══ Data in this exercise ══

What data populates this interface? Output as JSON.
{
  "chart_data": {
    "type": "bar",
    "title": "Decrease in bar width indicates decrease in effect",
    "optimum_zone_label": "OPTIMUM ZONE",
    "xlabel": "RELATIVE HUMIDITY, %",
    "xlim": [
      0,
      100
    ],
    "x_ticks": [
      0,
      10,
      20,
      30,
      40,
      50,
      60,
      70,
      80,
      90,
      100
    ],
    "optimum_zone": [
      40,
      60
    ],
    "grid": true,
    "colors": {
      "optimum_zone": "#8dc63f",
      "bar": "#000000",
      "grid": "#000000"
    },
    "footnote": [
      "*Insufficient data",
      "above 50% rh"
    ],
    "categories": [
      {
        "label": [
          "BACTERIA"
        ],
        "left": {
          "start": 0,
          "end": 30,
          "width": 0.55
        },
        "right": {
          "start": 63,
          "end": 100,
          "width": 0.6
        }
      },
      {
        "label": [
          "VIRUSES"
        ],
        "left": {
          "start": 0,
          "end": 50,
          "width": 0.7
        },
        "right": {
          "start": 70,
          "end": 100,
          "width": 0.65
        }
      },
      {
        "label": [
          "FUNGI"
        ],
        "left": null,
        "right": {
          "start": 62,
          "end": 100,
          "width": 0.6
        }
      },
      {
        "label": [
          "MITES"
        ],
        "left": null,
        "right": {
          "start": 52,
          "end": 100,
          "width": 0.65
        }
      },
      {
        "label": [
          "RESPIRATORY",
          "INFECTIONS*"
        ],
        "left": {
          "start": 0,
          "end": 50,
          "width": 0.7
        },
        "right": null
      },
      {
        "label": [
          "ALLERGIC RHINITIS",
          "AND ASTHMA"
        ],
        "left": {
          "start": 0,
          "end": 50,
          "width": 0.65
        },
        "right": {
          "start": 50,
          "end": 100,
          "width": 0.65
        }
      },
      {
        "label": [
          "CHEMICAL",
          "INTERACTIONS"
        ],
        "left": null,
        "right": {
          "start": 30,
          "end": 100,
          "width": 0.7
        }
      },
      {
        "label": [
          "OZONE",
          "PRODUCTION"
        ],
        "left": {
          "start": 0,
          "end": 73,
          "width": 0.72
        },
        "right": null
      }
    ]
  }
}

═══

Exercise directions – Retype the data exactly as it reads.

Result of this exercise –
What data populates this interface? Output as JSON.
{
  "chart_data": {
    "type": "bar",
    "title": "Decrease in bar width indicates decrease in effect",
    "optimum_zone_label": "OPTIMUM ZONE",
    "xlabel": "RELATIVE HUMIDITY, %",
    "xlim": [
      0,
      100
    ],
    "x_ticks": [
      0,
      10,
      20,
      30,
      40,
      50,
      60,
      70,
      80,
      90,
      100
    ],
    "optimum_zone": [
      40,
      60
    ],
    "grid": true,
    "colors": {
      "optimum_zone": "#8dc63f",
      "bar": "#000000",
      "grid": "#000000"
    },
    "footnote": [
      "*Insufficient data",
      "above 50% rh"
    ],
    "categories": [
      {
        "label": [
          "BACTERIA"
        ],
        "left": {
          "start": 0,
          "end": 30,
          "width": 0.55
        },
        "right": {
          "start": 63,
          "end": 100,
          "width": 0.6
        }
      },
      {
        "label": [
          "VIRUSES"
        ],
        "left": {
          "start": 0,
          "end": 50,
          "width": 0.7
        },
        "right": {
          "start": 70,
          "end": 100,
          "width": 0.65
        }
      },
      {
        "label": [
          "FUNGI"
        ],
        "left": null,
        "right": {
          "start": 62,
          "end": 100,
          "width": 0.6
        }
      },
      {
        "label": [
          "MITES"
        ],
        "left": null,
        "right": {
          "start": 52,
          "end": 100,
          "width": 0.65
        }
      },
      {
        "label": [
          "RESPIRATORY",
          "INFECTIONS*"
        ],
        "left": {
          "start": 0,
          "end": 50,
          "width": 0.7
        },
        "right": null
      },
      {
        "label": [
          "ALLERGIC RHINITIS",
          "AND ASTHMA"
        ],
        "left": {
          "start": 0,
          "end": 50,
          "width": 0.65
        },
        "right": {
          "start": 50,
          "end": 100,
          "width": 0.65
        }
      },
      {
        "label": [
          "CHEMICAL",
          "INTERACTIONS"
        ],
        "left": null,
        "right": {
          "start": 30,
          "end": 100,
          "width": 0.7
        }
      },
      {
        "label": [
          "OZONE",
          "PRODUCTION"
        ],
        "left": {
          "start": 0,
          "end": 73,
          "width": 0.72
        },
        "right": null
      }
    ]
  }
}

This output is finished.